[Excerpted text]
To detect moving objects, the program will compare the current and previous frame. If there is a moving object, the color value of that pixel is likely to be changed; if there is no moving object, the color of that pixel is likely to stay the same.

Compare in theory

This figure shows how the comparison works. From (a) to (b), the upper object moves right for one tile, the lower object does not move. By subtracting (a) and (b), (c) highlights an area containing moving objects. In the shader program, the shader will compare front (current frame) and back (previous frame) of fb_raw. This gives several blobs indicating the positions of moving objects in the scene.

However, this algorithm is not detecting objects and then highlighting object that is moving; in fact, it is detecting the side effect of moving object, which is the change in RGB value of pixels. As the figure shows, this algorithm does not detect the upper object, it only detects the change of color on both sides of this object.

Compare small cars

This algorithm works quite well for small sedans, these types of vehicles have distinct colors on different portions. For example, a white car normally has a black bumper, a white engine cover, a black wind shield, and a white roof.

Compare large trucks

Larger vehicles like container trailer and bus have a huge flat surface of a single color; hence, this algorithm will not work as well as it has on smaller vehicles. The above example shows the result of applying this algorithm on a bus, it gives a large number of small, separated blobs.

To fix this problem, a second stage shader program is used. In this program, the shader will group the blobs that are close to each other together to form a single blob that indicates the moving object. A roadmap containing the width of each pixel in the road-domain is used to determine the threshold distance between each blob when performing the grouping. This threshold is about half of the width of most road vehicles in road-domain. For objects closer to the screen, this threshold is larger than that far from the screen in screen-domain, because objects closer to the screen look larger than objects far from screen in perspective view.

Compare and fix

The above graph shows the comparison result after the fix. In this example, small blobs are grouped together to form a single larger blob that covers the moving object in the scene. The threshold makes sure that blobs of different objects will not be grouped together.

3 - Edge detection

Most imaging processing algorithms will find the center of each object to form a single point of reference, and then measure the speed of that center reference point. To do this, the program needs to find the center of mass of each blob provided by the previous stage. This is easy to perform in CPU; however, for tile-based rendering GPU, the shader programs are executed on every pixel. Hence, this method is not favored. Furthermore, this method suffers from overlapping objects. When two objects overlap with each other, the program will find the center of mass of the combination of these two objects.

[Problem requirements] Transcribe the part of the frame-comparison text that opens with the words "Larger vehicles like" and stops after "small, separated blobs.".

[Material supplied]
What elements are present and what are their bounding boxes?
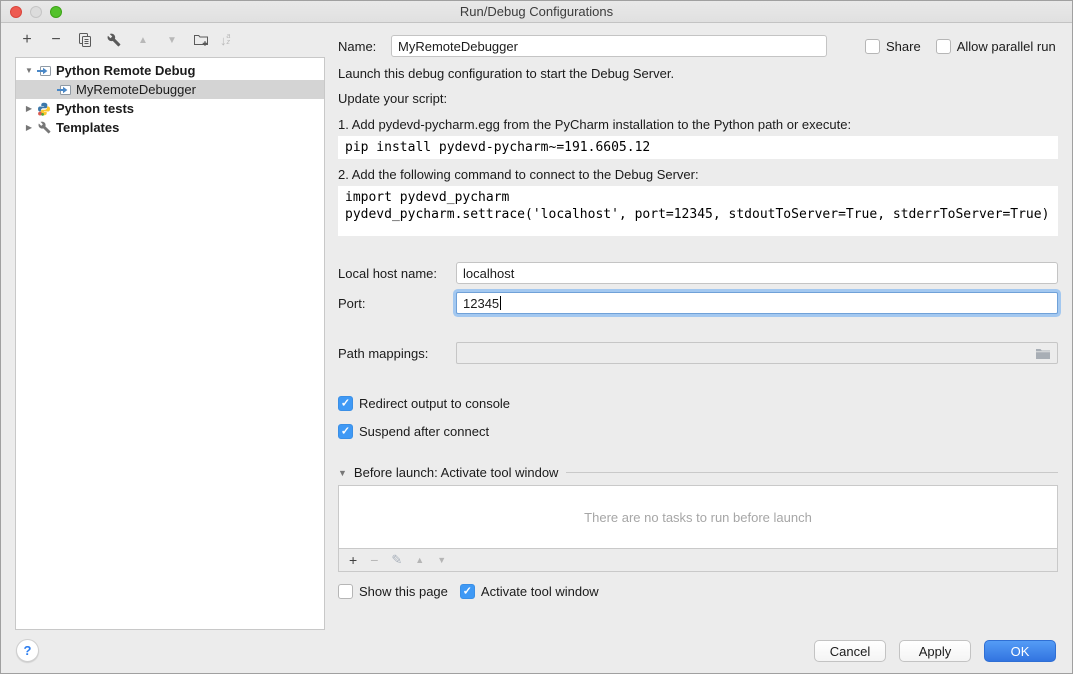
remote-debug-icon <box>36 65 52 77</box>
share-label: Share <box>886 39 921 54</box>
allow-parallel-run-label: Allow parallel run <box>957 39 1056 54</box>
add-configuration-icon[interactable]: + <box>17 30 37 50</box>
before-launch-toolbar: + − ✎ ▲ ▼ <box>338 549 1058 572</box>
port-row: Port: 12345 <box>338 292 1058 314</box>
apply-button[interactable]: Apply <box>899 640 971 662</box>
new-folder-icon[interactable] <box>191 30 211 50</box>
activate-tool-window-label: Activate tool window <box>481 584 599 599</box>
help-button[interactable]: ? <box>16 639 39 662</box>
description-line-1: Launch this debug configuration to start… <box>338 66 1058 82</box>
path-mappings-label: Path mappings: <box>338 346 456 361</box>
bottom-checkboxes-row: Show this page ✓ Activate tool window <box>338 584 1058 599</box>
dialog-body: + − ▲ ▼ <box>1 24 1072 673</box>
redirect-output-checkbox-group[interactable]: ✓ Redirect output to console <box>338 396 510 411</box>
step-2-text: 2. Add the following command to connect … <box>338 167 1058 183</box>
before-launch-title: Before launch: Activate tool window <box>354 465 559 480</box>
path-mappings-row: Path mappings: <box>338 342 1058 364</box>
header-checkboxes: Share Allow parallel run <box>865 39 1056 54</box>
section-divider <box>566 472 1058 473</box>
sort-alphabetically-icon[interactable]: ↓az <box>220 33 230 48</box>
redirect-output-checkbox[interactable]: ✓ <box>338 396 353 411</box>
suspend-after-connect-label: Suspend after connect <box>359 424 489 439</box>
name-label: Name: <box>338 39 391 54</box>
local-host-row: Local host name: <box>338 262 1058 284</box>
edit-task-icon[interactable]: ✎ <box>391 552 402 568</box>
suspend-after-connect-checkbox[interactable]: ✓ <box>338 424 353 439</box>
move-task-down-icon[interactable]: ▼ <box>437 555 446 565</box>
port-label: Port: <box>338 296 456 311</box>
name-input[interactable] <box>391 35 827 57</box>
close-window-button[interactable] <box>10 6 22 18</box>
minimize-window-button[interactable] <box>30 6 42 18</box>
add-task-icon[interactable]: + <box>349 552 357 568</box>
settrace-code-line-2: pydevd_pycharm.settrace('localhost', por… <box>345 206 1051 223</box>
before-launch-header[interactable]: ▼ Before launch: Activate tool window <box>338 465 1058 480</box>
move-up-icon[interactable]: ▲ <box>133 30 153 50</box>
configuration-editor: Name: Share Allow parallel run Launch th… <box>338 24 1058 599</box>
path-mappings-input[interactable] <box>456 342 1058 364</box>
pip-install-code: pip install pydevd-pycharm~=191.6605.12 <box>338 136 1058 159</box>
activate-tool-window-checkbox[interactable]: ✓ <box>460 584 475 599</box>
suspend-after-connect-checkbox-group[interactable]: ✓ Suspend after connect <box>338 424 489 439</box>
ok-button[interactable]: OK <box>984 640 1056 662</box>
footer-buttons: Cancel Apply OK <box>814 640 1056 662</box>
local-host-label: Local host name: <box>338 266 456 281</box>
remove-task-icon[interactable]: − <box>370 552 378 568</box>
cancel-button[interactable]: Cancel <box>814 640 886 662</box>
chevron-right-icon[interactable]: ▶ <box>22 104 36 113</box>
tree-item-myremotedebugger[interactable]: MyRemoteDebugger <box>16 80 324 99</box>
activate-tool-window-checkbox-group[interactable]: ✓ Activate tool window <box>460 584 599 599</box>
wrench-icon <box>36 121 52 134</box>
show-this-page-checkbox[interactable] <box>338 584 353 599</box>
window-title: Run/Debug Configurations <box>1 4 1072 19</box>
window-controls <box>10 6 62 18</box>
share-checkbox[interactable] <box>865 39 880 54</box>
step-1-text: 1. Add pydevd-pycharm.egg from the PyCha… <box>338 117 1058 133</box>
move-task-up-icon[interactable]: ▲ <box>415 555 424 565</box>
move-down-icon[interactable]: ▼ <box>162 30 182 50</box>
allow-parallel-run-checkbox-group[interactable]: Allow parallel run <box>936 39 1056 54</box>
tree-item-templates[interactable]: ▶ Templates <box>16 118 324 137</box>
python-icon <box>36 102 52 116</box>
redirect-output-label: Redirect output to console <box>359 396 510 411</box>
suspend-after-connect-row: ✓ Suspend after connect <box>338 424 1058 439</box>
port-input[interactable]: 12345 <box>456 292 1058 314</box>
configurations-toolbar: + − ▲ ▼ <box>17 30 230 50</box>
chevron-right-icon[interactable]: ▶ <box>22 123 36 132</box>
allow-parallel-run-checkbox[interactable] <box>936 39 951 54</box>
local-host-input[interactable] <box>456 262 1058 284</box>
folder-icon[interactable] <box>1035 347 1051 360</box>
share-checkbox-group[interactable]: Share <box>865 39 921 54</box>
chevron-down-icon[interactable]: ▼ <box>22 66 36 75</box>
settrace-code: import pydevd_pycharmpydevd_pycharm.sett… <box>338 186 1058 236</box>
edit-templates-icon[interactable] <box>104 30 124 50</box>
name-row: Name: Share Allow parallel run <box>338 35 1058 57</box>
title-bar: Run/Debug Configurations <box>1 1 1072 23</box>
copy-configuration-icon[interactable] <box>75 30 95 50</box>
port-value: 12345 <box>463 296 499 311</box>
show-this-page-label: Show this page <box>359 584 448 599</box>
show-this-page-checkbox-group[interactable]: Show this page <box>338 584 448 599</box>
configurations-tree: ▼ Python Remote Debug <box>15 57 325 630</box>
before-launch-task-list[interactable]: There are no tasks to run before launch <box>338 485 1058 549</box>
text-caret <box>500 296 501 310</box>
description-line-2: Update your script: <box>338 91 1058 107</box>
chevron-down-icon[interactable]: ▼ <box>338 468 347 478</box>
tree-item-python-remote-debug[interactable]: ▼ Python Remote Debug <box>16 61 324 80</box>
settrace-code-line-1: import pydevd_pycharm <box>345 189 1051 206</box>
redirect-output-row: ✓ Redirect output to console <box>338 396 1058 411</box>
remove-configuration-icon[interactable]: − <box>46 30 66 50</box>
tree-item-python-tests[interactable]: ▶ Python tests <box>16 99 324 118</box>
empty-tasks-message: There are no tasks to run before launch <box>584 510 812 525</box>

[Response to this exercise]
Larger vehicles like container trailer and bus have a huge flat surface of a single color; hence, this algorithm will not work as well as it has on smaller vehicles. The above example shows the result of applying this algorithm on a bus, it gives a large number of small, separated blobs.